[DIRECTIONS]
Both ends included, set down the lines from the line containing "What does this" through the last line of the records below, without pictures.
:: DATA SHOWN
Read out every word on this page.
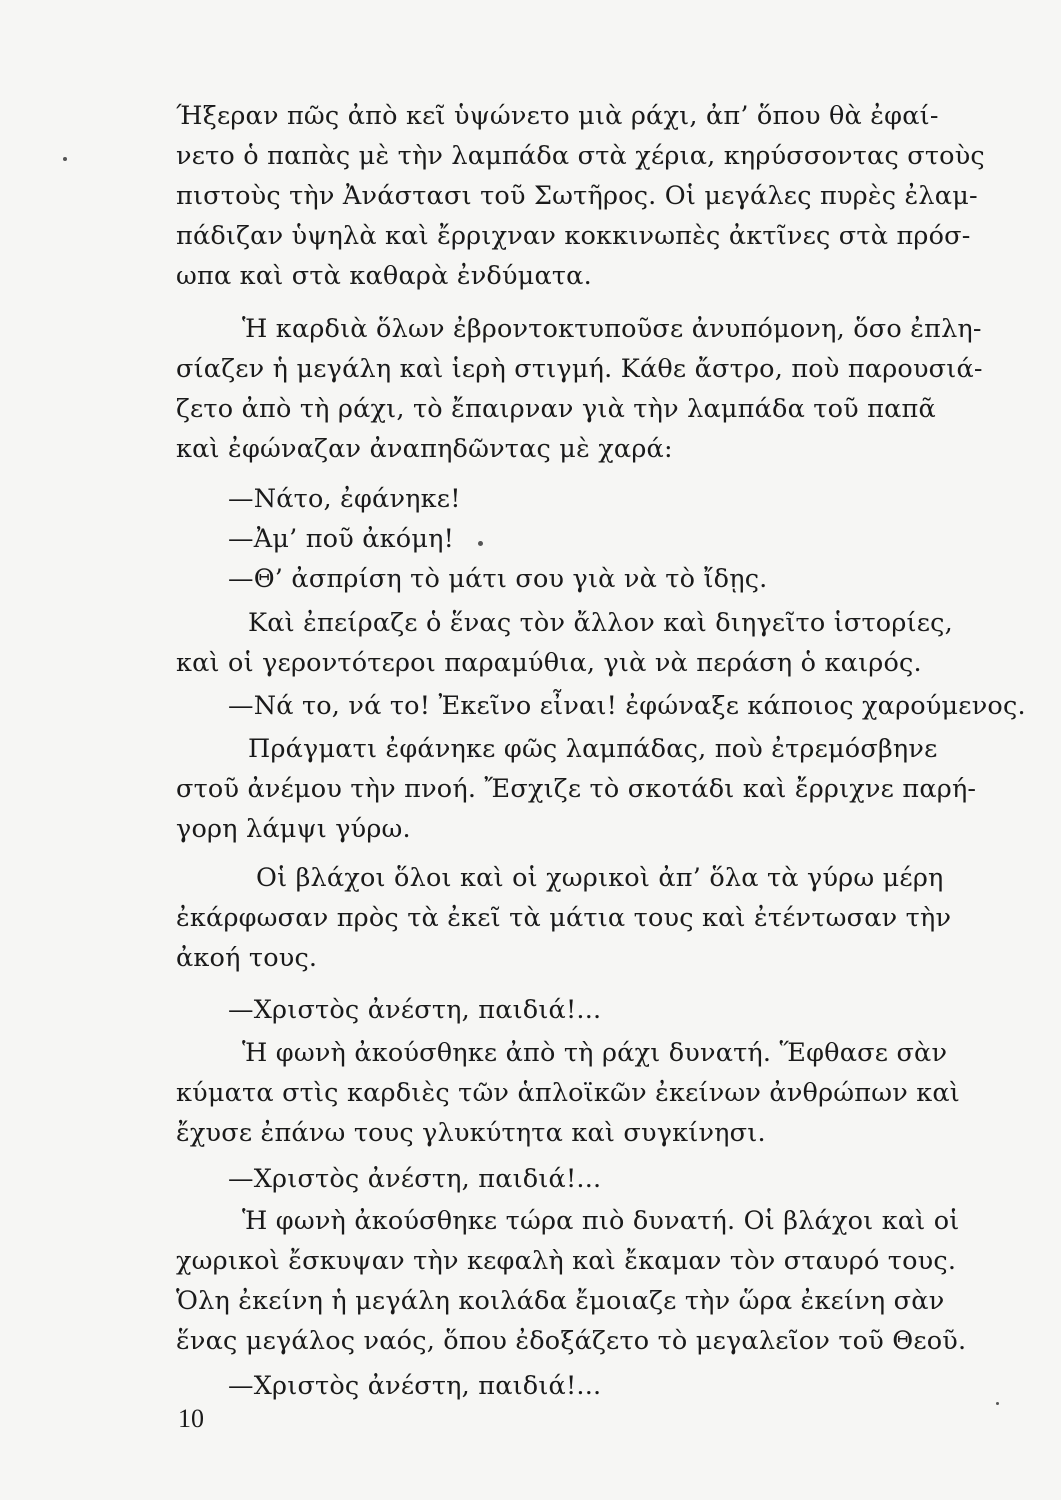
Ήξεραν πῶς ἀπὸ κεῖ ὑψώνετο μιὰ ράχι, ἀπ’ ὅπου θὰ ἐφαί-
νετο ὁ παπὰς μὲ τὴν λαμπάδα στὰ χέρια, κηρύσσοντας στοὺς
πιστοὺς τὴν Ἀνάστασι τοῦ Σωτῆρος. Οἱ μεγάλες πυρὲς ἐλαμ-
πάδιζαν ὑψηλὰ καὶ ἔρριχναν κοκκινωπὲς ἀκτῖνες στὰ πρόσ-
ωπα καὶ στὰ καθαρὰ ἐνδύματα.
Ἡ καρδιὰ ὅλων ἐβροντοκτυποῦσε ἀνυπόμονη, ὅσο ἐπλη-
σίαζεν ἡ μεγάλη καὶ ἱερὴ στιγμή. Κάθε ἄστρο, ποὺ παρουσιά-
ζετο ἀπὸ τὴ ράχι, τὸ ἔπαιρναν γιὰ τὴν λαμπάδα τοῦ παπᾶ
καὶ ἐφώναζαν ἀναπηδῶντας μὲ χαρά:
—Νάτο, ἐφάνηκε!
—Ἀμ’ ποῦ ἀκόμη!
—Θ’ ἀσπρίση τὸ μάτι σου γιὰ νὰ τὸ ἴδῃς.
Καὶ ἐπείραζε ὁ ἕνας τὸν ἄλλον καὶ διηγεῖτο ἱστορίες,
καὶ οἱ γεροντότεροι παραμύθια, γιὰ νὰ περάση ὁ καιρός.
—Νά το, νά το! Ἐκεῖνο εἶναι! ἐφώναξε κάποιος χαρούμενος.
Πράγματι ἐφάνηκε φῶς λαμπάδας, ποὺ ἐτρεμόσβηνε
στοῦ ἀνέμου τὴν πνοή. Ἔσχιζε τὸ σκοτάδι καὶ ἔρριχνε παρή-
γορη λάμψι γύρω.
Οἱ βλάχοι ὅλοι καὶ οἱ χωρικοὶ ἀπ’ ὅλα τὰ γύρω μέρη
ἐκάρφωσαν πρὸς τὰ ἐκεῖ τὰ μάτια τους καὶ ἐτέντωσαν τὴν
ἀκοή τους.
—Χριστὸς ἀνέστη, παιδιά!...
Ἡ φωνὴ ἀκούσθηκε ἀπὸ τὴ ράχι δυνατή. Ἕφθασε σὰν
κύματα στὶς καρδιὲς τῶν ἁπλοϊκῶν ἐκείνων ἀνθρώπων καὶ
ἔχυσε ἐπάνω τους γλυκύτητα καὶ συγκίνησι.
—Χριστὸς ἀνέστη, παιδιά!...
Ἡ φωνὴ ἀκούσθηκε τώρα πιὸ δυνατή. Οἱ βλάχοι καὶ οἱ
χωρικοὶ ἔσκυψαν τὴν κεφαλὴ καὶ ἔκαμαν τὸν σταυρό τους.
Ὁλη ἐκείνη ἡ μεγάλη κοιλάδα ἔμοιαζε τὴν ὥρα ἐκείνη σὰν
ἕνας μεγάλος ναός, ὅπου ἐδοξάζετο τὸ μεγαλεῖον τοῦ Θεοῦ.
—Χριστὸς ἀνέστη, παιδιά!...
10
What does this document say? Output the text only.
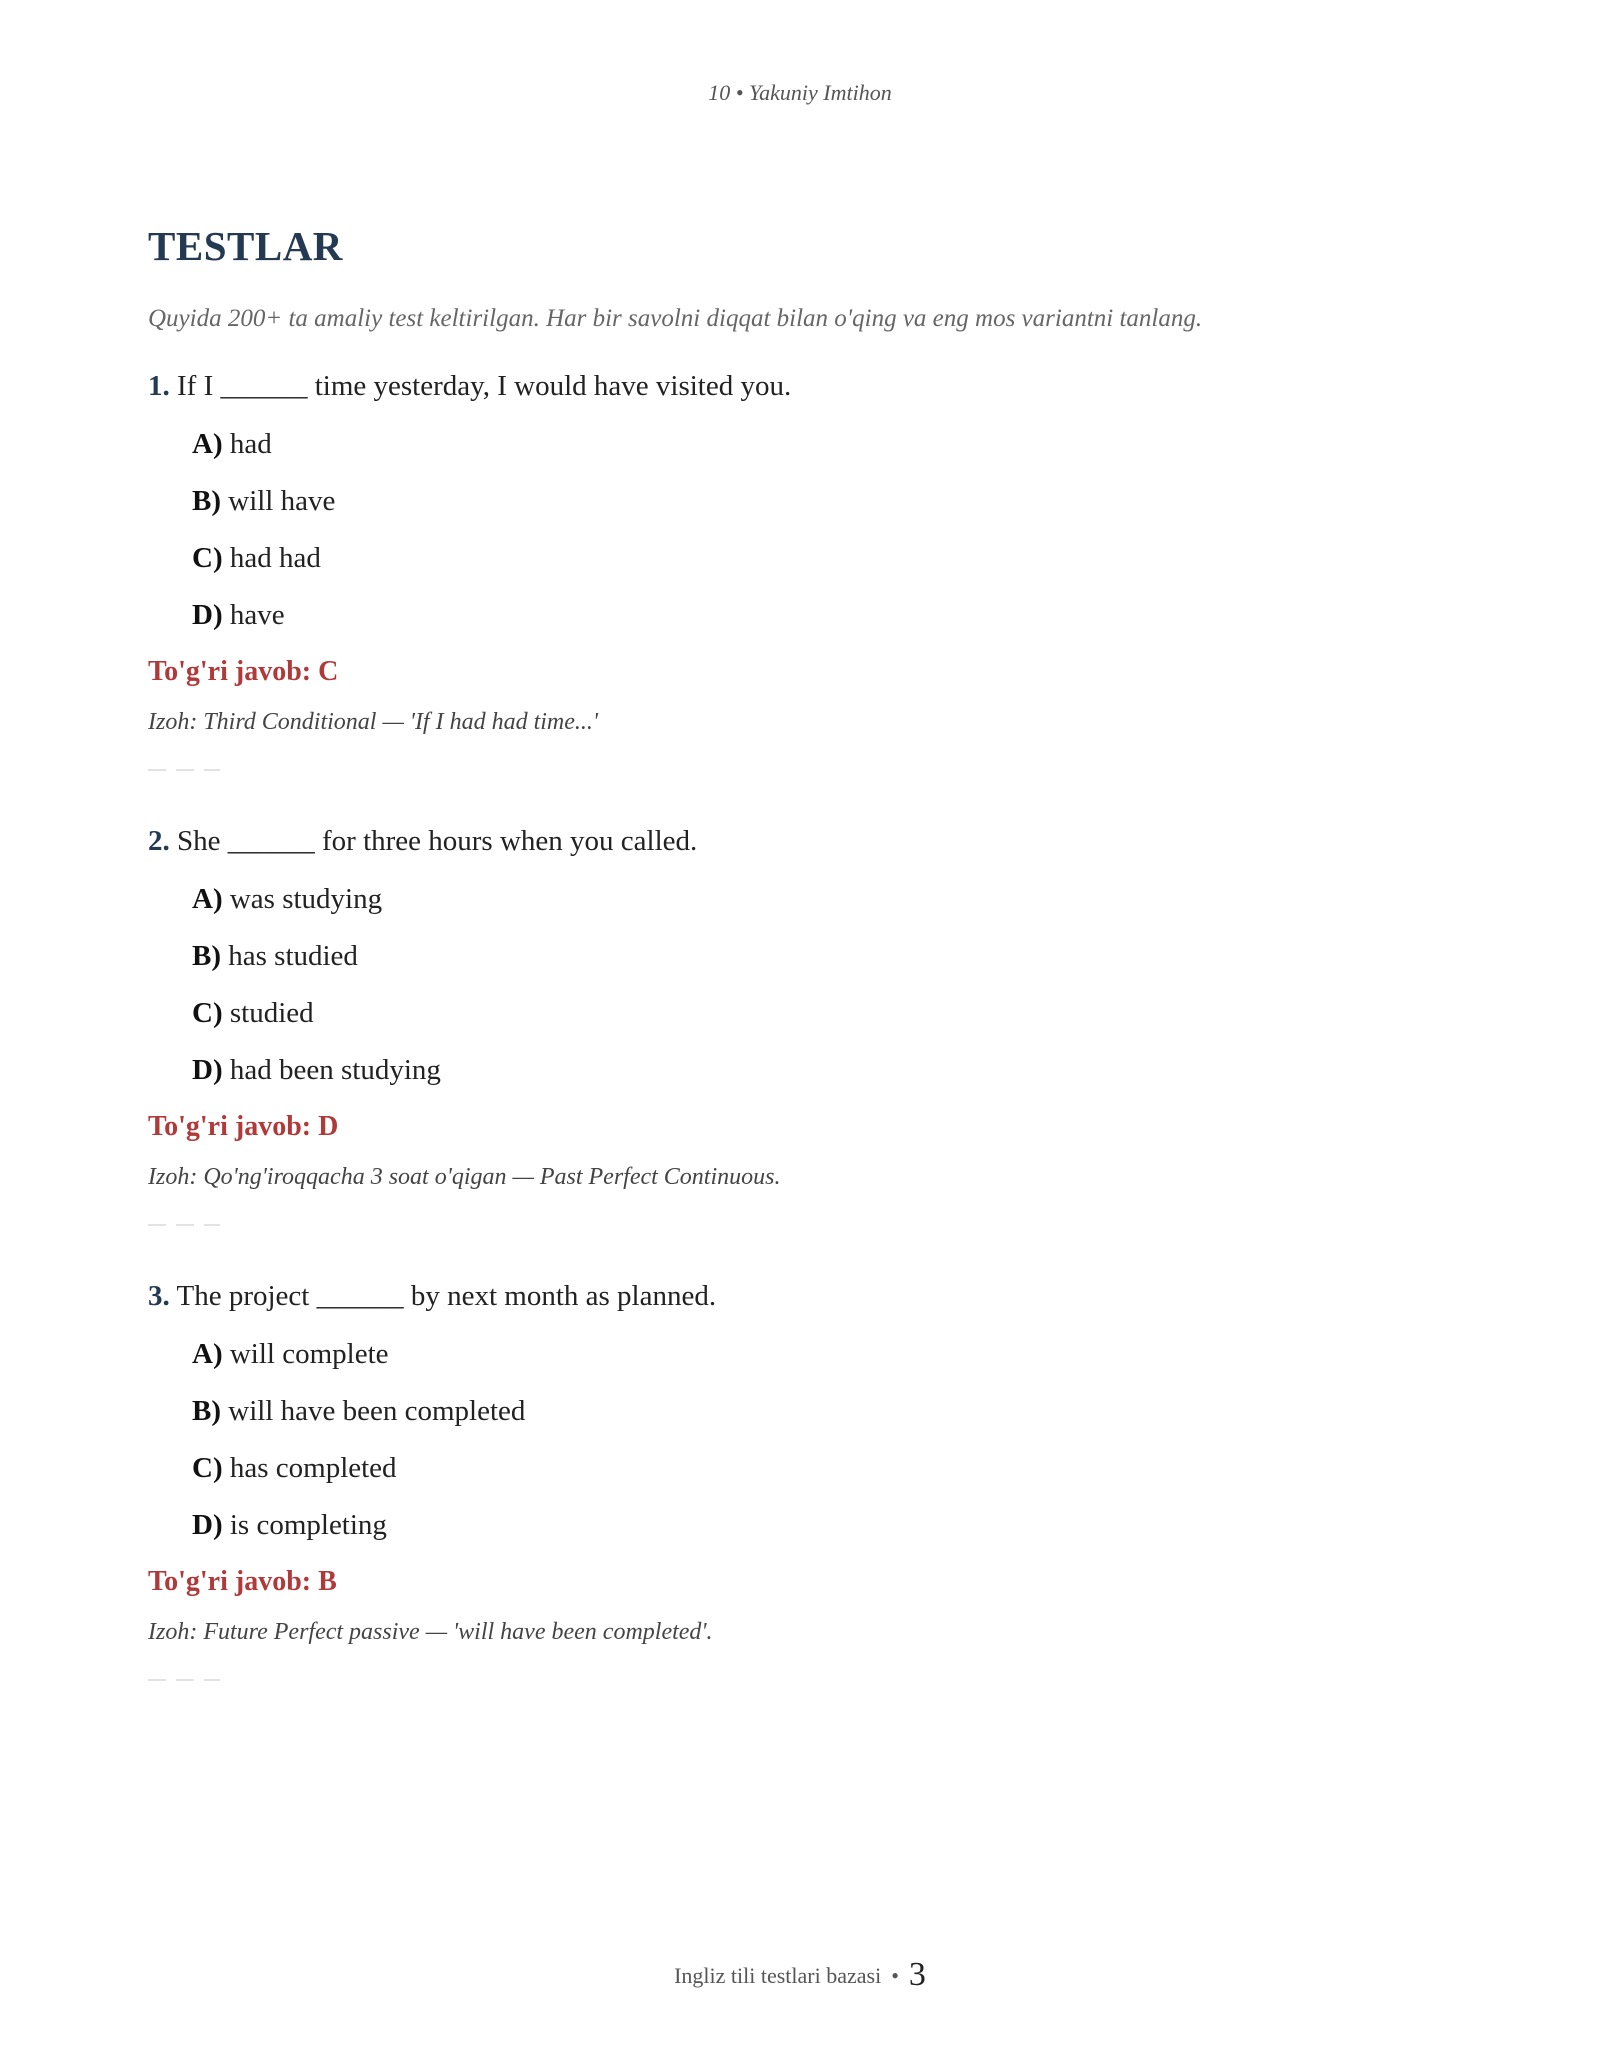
10 • Yakuniy Imtihon
TESTLAR
Quyida 200+ ta amaliy test keltirilgan. Har bir savolni diqqat bilan o'qing va eng mos variantni tanlang.
1. If I ______ time yesterday, I would have visited you.
A) had
B) will have
C) had had
D) have
To'g'ri javob: C
Izoh: Third Conditional — 'If I had had time...'
2. She ______ for three hours when you called.
A) was studying
B) has studied
C) studied
D) had been studying
To'g'ri javob: D
Izoh: Qo'ng'iroqqacha 3 soat o'qigan — Past Perfect Continuous.
3. The project ______ by next month as planned.
A) will complete
B) will have been completed
C) has completed
D) is completing
To'g'ri javob: B
Izoh: Future Perfect passive — 'will have been completed'.
Ingliz tili testlari bazasi • 3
::::
[EXERCISE RESPONSE]
What does this document say? Output the text only.
10 • Yakuniy Imtihon
TESTLAR
Quyida 200+ ta amaliy test keltirilgan. Har bir savolni diqqat bilan o'qing va eng mos variantni tanlang.
1. If I ______ time yesterday, I would have visited you.
A) had
B) will have
C) had had
D) have
To'g'ri javob: C
Izoh: Third Conditional — 'If I had had time...'
2. She ______ for three hours when you called.
A) was studying
B) has studied
C) studied
D) had been studying
To'g'ri javob: D
Izoh: Qo'ng'iroqqacha 3 soat o'qigan — Past Perfect Continuous.
3. The project ______ by next month as planned.
A) will complete
B) will have been completed
C) has completed
D) is completing
To'g'ri javob: B
Izoh: Future Perfect passive — 'will have been completed'.
Ingliz tili testlari bazasi • 3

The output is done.